- **Work to do**: Copy all the items below, swapping every "table-row" for "table-line" and changing nothing else.

- **Stored data**:
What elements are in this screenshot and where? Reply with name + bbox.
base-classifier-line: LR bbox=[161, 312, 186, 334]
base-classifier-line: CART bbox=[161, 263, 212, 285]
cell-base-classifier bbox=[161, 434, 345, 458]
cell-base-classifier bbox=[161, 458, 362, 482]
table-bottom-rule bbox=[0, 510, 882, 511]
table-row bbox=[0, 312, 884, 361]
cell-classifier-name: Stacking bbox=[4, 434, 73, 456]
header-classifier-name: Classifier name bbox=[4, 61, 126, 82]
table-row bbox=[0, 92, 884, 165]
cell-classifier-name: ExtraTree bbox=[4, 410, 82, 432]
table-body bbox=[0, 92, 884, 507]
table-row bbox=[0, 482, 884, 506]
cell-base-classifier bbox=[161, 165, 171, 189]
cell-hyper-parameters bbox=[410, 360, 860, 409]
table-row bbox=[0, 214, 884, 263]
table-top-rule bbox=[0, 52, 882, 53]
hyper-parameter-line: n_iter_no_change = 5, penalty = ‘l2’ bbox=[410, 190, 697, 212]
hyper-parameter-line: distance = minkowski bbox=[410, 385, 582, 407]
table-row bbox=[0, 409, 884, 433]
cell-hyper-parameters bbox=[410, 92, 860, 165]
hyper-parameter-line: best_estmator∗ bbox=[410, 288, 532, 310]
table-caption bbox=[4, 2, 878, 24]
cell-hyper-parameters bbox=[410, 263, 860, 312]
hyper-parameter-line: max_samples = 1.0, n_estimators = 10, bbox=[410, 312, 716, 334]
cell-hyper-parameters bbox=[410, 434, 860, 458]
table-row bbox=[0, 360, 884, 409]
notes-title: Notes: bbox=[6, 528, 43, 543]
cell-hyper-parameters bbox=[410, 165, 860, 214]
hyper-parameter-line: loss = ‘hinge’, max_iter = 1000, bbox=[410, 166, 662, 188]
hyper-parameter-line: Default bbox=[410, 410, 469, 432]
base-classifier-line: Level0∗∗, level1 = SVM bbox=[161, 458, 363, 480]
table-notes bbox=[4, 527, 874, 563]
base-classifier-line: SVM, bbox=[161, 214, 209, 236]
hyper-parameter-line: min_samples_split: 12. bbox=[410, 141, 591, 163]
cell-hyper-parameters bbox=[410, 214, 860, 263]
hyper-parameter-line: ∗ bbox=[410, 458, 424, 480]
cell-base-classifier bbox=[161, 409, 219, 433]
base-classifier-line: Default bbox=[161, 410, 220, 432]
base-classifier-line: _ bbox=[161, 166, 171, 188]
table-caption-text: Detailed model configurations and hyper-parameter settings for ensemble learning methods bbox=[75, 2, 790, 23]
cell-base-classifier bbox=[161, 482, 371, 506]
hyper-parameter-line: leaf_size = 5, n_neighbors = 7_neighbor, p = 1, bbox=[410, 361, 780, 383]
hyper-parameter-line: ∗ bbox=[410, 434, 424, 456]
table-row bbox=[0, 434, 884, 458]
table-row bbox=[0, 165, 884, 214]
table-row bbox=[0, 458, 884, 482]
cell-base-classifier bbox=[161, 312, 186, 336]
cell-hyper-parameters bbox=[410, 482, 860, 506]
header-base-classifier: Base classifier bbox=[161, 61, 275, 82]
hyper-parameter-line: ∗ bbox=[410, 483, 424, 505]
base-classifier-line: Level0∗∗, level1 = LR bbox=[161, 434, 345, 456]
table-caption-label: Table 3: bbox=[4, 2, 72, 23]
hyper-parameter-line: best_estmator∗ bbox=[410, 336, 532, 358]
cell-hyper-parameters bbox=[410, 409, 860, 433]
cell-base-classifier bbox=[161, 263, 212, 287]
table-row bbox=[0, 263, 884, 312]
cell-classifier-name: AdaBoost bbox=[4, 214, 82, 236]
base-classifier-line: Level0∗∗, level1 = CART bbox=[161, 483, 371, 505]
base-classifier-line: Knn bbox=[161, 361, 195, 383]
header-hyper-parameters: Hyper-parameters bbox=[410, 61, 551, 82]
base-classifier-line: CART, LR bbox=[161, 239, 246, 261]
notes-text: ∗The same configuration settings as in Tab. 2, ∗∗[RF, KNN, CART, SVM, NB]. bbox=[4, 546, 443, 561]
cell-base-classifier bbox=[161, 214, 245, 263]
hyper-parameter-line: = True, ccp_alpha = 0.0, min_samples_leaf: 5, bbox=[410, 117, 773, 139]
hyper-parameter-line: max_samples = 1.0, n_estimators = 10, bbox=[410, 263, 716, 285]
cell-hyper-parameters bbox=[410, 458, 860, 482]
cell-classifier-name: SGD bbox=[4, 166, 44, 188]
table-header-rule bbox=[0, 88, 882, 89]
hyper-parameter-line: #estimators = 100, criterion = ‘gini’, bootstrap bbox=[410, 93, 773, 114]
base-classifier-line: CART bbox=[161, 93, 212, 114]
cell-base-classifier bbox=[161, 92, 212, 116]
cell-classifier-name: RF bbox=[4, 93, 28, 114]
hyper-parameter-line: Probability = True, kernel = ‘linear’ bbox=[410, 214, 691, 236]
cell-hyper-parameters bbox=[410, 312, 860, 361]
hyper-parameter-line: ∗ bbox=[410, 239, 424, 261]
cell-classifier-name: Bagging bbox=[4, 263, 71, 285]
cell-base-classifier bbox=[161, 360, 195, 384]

- **Response below**:
What elements are in this screenshot and where? Reply with name + bbox.
base-classifier-line: LR bbox=[161, 312, 186, 334]
base-classifier-line: CART bbox=[161, 263, 212, 285]
cell-base-classifier bbox=[161, 434, 345, 458]
cell-base-classifier bbox=[161, 458, 362, 482]
table-bottom-rule bbox=[0, 510, 882, 511]
table-line bbox=[0, 312, 884, 361]
cell-classifier-name: Stacking bbox=[4, 434, 73, 456]
header-classifier-name: Classifier name bbox=[4, 61, 126, 82]
table-line bbox=[0, 92, 884, 165]
cell-classifier-name: ExtraTree bbox=[4, 410, 82, 432]
table-body bbox=[0, 92, 884, 507]
table-line bbox=[0, 482, 884, 506]
cell-base-classifier bbox=[161, 165, 171, 189]
cell-hyper-parameters bbox=[410, 360, 860, 409]
table-line bbox=[0, 214, 884, 263]
table-top-rule bbox=[0, 52, 882, 53]
hyper-parameter-line: n_iter_no_change = 5, penalty = ‘l2’ bbox=[410, 190, 697, 212]
hyper-parameter-line: distance = minkowski bbox=[410, 385, 582, 407]
table-line bbox=[0, 409, 884, 433]
cell-hyper-parameters bbox=[410, 92, 860, 165]
hyper-parameter-line: best_estmator∗ bbox=[410, 288, 532, 310]
table-caption bbox=[4, 2, 878, 24]
cell-hyper-parameters bbox=[410, 263, 860, 312]
hyper-parameter-line: max_samples = 1.0, n_estimators = 10, bbox=[410, 312, 716, 334]
cell-hyper-parameters bbox=[410, 434, 860, 458]
table-line bbox=[0, 360, 884, 409]
notes-title: Notes: bbox=[6, 528, 43, 543]
cell-hyper-parameters bbox=[410, 165, 860, 214]
hyper-parameter-line: loss = ‘hinge’, max_iter = 1000, bbox=[410, 166, 662, 188]
hyper-parameter-line: Default bbox=[410, 410, 469, 432]
base-classifier-line: Level0∗∗, level1 = SVM bbox=[161, 458, 363, 480]
table-notes bbox=[4, 527, 874, 563]
base-classifier-line: SVM, bbox=[161, 214, 209, 236]
hyper-parameter-line: min_samples_split: 12. bbox=[410, 141, 591, 163]
cell-hyper-parameters bbox=[410, 214, 860, 263]
hyper-parameter-line: ∗ bbox=[410, 458, 424, 480]
cell-base-classifier bbox=[161, 409, 219, 433]
base-classifier-line: Default bbox=[161, 410, 220, 432]
base-classifier-line: _ bbox=[161, 166, 171, 188]
table-caption-text: Detailed model configurations and hyper-parameter settings for ensemble learning methods bbox=[75, 2, 790, 23]
cell-base-classifier bbox=[161, 482, 371, 506]
hyper-parameter-line: leaf_size = 5, n_neighbors = 7_neighbor, p = 1, bbox=[410, 361, 780, 383]
hyper-parameter-line: ∗ bbox=[410, 434, 424, 456]
table-line bbox=[0, 434, 884, 458]
table-line bbox=[0, 165, 884, 214]
table-line bbox=[0, 458, 884, 482]
cell-base-classifier bbox=[161, 312, 186, 336]
cell-hyper-parameters bbox=[410, 482, 860, 506]
header-base-classifier: Base classifier bbox=[161, 61, 275, 82]
hyper-parameter-line: ∗ bbox=[410, 483, 424, 505]
base-classifier-line: Level0∗∗, level1 = LR bbox=[161, 434, 345, 456]
table-caption-label: Table 3: bbox=[4, 2, 72, 23]
hyper-parameter-line: best_estmator∗ bbox=[410, 336, 532, 358]
cell-hyper-parameters bbox=[410, 409, 860, 433]
cell-base-classifier bbox=[161, 263, 212, 287]
table-line bbox=[0, 263, 884, 312]
cell-classifier-name: AdaBoost bbox=[4, 214, 82, 236]
base-classifier-line: Level0∗∗, level1 = CART bbox=[161, 483, 371, 505]
base-classifier-line: Knn bbox=[161, 361, 195, 383]
header-hyper-parameters: Hyper-parameters bbox=[410, 61, 551, 82]
base-classifier-line: CART, LR bbox=[161, 239, 246, 261]
notes-text: ∗The same configuration settings as in Tab. 2, ∗∗[RF, KNN, CART, SVM, NB]. bbox=[4, 546, 443, 561]
cell-base-classifier bbox=[161, 214, 245, 263]
hyper-parameter-line: = True, ccp_alpha = 0.0, min_samples_leaf: 5, bbox=[410, 117, 773, 139]
hyper-parameter-line: max_samples = 1.0, n_estimators = 10, bbox=[410, 263, 716, 285]
cell-hyper-parameters bbox=[410, 458, 860, 482]
cell-classifier-name: SGD bbox=[4, 166, 44, 188]
table-header-rule bbox=[0, 88, 882, 89]
hyper-parameter-line: #estimators = 100, criterion = ‘gini’, bootstrap bbox=[410, 93, 773, 114]
base-classifier-line: CART bbox=[161, 93, 212, 114]
cell-base-classifier bbox=[161, 92, 212, 116]
cell-classifier-name: RF bbox=[4, 93, 28, 114]
hyper-parameter-line: Probability = True, kernel = ‘linear’ bbox=[410, 214, 691, 236]
cell-hyper-parameters bbox=[410, 312, 860, 361]
hyper-parameter-line: ∗ bbox=[410, 239, 424, 261]
cell-classifier-name: Bagging bbox=[4, 263, 71, 285]
cell-base-classifier bbox=[161, 360, 195, 384]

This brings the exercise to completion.